Task prompt
Find each line containing the string "impairment" and return it.

Figure content listings:
******************************

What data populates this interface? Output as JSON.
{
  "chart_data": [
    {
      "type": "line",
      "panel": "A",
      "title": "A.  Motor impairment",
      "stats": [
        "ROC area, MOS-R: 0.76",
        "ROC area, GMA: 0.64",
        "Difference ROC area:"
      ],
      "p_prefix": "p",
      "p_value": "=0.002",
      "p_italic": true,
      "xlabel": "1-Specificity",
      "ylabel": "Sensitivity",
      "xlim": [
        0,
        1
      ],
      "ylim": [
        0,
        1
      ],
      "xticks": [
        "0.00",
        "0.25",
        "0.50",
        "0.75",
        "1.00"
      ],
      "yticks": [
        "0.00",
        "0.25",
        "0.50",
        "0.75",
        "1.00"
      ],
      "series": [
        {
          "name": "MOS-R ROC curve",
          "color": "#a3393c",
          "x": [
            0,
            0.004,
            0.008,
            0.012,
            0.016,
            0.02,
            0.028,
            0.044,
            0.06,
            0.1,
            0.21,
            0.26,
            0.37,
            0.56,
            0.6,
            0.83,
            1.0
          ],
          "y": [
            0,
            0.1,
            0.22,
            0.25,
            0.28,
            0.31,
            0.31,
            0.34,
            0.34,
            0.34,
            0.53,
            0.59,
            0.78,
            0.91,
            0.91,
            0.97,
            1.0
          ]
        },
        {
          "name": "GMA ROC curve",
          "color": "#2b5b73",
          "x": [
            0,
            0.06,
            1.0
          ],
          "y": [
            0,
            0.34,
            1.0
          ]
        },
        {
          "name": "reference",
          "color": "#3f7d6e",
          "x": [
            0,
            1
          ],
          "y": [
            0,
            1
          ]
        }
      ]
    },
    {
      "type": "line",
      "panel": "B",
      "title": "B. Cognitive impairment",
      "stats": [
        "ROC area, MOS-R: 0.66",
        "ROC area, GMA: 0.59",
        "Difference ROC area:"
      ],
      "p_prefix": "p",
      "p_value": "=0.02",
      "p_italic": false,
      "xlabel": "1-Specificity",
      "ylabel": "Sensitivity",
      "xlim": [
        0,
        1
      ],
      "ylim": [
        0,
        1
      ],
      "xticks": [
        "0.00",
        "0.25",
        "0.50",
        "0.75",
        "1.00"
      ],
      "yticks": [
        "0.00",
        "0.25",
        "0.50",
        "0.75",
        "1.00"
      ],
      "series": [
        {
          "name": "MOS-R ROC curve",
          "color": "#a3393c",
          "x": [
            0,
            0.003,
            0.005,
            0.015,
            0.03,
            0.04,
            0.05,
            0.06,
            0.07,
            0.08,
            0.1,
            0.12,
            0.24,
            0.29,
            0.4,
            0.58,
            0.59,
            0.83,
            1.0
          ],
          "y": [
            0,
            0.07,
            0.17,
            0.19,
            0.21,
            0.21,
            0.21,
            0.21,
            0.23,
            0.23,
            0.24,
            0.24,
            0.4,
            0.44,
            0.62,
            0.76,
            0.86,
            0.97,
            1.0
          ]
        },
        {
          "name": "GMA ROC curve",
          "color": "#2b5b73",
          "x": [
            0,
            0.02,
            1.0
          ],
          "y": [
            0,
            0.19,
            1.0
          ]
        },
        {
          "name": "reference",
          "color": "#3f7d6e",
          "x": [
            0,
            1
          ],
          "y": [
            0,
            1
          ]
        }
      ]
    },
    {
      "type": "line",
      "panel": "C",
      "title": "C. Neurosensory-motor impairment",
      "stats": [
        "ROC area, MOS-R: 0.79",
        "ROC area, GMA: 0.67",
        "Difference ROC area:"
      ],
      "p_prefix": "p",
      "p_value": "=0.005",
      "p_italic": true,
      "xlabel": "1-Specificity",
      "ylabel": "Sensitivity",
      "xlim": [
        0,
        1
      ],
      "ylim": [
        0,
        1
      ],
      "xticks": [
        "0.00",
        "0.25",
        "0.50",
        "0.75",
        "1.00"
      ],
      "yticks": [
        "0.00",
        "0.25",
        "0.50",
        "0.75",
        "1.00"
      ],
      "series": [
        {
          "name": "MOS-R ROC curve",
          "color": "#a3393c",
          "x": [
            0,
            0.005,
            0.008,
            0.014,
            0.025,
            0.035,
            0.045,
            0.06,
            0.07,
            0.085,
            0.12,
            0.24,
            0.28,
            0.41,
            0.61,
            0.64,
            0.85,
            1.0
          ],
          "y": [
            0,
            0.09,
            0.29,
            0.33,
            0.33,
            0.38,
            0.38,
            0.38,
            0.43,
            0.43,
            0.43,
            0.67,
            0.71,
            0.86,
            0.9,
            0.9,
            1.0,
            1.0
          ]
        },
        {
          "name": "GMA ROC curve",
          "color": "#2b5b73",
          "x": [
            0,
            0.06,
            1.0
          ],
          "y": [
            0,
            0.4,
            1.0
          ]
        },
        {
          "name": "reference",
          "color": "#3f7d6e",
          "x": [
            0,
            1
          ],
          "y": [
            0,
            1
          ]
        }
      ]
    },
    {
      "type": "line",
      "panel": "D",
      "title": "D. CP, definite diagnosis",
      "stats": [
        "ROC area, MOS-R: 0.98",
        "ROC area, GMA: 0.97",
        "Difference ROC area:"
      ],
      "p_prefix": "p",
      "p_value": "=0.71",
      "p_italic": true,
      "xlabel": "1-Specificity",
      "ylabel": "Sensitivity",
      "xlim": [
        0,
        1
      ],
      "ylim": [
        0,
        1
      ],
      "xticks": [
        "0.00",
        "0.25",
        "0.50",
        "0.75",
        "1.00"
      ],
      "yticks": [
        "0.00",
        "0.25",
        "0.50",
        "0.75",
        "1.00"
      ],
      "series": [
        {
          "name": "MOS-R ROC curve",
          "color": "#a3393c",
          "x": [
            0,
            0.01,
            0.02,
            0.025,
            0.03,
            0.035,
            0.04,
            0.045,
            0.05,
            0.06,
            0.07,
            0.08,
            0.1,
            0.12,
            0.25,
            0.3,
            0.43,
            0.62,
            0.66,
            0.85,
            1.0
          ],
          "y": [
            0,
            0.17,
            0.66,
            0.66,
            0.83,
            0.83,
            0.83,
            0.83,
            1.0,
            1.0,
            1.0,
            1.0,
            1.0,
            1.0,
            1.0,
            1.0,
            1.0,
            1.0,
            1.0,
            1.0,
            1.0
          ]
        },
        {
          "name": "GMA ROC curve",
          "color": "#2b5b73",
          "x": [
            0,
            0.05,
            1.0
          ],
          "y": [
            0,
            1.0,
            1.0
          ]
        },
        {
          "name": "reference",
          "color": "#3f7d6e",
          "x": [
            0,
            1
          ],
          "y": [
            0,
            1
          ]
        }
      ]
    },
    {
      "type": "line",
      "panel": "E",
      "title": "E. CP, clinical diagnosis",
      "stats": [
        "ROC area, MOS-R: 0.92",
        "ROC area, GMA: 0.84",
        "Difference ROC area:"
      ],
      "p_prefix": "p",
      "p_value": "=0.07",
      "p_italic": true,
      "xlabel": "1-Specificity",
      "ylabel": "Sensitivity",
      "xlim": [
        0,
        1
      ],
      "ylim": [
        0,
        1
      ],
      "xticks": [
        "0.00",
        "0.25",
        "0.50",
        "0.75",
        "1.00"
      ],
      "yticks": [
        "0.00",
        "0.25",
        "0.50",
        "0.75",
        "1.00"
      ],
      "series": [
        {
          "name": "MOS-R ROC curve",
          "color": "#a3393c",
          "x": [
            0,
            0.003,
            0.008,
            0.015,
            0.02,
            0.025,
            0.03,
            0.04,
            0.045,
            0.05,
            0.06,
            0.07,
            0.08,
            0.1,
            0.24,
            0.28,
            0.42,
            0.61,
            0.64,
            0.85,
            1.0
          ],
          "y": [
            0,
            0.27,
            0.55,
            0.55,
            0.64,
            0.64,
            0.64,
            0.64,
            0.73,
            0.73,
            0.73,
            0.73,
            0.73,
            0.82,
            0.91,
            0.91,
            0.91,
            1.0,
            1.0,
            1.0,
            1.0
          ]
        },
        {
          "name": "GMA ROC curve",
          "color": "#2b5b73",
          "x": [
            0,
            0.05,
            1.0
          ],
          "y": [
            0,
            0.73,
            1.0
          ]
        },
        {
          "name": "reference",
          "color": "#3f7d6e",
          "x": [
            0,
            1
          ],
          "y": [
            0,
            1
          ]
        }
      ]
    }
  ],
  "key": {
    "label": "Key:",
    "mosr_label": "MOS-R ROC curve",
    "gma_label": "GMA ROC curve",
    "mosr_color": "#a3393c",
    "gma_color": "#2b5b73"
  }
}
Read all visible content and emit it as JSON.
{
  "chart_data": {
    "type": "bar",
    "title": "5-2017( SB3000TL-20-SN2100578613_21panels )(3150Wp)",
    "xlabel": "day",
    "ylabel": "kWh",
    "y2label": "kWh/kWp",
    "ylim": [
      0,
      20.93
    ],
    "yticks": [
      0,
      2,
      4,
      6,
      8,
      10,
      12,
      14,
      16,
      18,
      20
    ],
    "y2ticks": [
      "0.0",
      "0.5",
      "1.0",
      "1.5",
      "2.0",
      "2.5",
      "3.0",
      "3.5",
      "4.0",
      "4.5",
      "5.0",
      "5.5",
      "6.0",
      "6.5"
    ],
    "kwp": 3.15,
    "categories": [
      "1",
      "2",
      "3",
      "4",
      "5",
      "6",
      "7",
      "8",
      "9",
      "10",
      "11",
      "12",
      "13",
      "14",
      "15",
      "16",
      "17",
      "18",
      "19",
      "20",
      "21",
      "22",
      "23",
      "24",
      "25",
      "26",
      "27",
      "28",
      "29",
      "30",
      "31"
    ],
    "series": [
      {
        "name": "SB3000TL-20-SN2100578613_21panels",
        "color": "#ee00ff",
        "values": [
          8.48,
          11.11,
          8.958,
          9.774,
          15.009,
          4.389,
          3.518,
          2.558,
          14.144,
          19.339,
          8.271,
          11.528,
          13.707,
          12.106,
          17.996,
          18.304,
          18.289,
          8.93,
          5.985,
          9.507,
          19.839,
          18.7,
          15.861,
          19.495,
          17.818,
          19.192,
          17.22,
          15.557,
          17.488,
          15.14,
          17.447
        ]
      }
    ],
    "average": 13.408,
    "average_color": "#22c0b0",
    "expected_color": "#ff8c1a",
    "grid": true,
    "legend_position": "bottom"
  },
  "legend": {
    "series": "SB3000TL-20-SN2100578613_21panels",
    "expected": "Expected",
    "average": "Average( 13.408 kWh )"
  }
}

******************************

Complete output
      "title": "A.  Motor impairment",
      "title": "B. Cognitive impairment",
      "title": "C. Neurosensory-motor impairment",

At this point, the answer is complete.